Stated goal - Work out the number of lines in the records that include the word "constantly"; reply with that number alone.

[Data items]
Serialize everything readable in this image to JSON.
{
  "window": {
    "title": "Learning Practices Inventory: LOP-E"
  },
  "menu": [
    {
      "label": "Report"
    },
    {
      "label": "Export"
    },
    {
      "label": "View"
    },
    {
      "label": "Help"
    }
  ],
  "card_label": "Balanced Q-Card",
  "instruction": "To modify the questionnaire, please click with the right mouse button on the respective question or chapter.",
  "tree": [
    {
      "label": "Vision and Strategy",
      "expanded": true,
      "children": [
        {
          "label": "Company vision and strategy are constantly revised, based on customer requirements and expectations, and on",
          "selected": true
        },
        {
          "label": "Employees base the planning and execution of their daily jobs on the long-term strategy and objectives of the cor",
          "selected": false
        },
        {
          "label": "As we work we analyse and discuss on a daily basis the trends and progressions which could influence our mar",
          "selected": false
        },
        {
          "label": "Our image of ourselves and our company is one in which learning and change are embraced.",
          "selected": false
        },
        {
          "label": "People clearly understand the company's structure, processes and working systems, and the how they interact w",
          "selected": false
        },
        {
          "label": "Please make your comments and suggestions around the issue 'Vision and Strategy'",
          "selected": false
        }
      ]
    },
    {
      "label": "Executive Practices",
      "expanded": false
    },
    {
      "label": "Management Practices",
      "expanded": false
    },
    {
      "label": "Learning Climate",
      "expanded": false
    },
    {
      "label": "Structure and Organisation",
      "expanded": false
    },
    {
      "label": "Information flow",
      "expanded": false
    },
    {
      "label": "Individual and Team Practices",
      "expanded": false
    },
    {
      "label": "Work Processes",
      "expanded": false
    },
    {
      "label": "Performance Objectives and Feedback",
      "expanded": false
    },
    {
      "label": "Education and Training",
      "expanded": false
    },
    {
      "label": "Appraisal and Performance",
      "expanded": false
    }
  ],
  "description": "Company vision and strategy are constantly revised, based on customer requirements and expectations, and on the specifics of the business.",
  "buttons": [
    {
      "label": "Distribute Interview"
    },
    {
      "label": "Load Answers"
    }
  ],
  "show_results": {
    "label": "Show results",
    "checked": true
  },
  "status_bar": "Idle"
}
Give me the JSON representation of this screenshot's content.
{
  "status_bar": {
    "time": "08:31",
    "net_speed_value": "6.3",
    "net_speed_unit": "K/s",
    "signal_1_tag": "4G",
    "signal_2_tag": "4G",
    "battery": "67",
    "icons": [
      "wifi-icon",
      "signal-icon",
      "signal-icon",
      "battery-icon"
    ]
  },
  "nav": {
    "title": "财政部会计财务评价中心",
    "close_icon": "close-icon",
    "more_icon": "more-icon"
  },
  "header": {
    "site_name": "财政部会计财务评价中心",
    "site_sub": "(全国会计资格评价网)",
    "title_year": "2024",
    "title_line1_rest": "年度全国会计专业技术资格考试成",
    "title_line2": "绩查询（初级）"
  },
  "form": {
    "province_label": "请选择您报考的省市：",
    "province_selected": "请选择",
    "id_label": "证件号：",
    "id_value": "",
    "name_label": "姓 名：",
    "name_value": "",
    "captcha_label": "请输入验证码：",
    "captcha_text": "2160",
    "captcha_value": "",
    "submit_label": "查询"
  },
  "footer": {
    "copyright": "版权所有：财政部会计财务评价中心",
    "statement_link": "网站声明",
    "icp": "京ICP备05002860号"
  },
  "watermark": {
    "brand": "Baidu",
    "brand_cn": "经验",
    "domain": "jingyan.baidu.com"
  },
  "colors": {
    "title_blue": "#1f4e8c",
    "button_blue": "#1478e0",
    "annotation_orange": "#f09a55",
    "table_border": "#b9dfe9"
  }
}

The solution - 2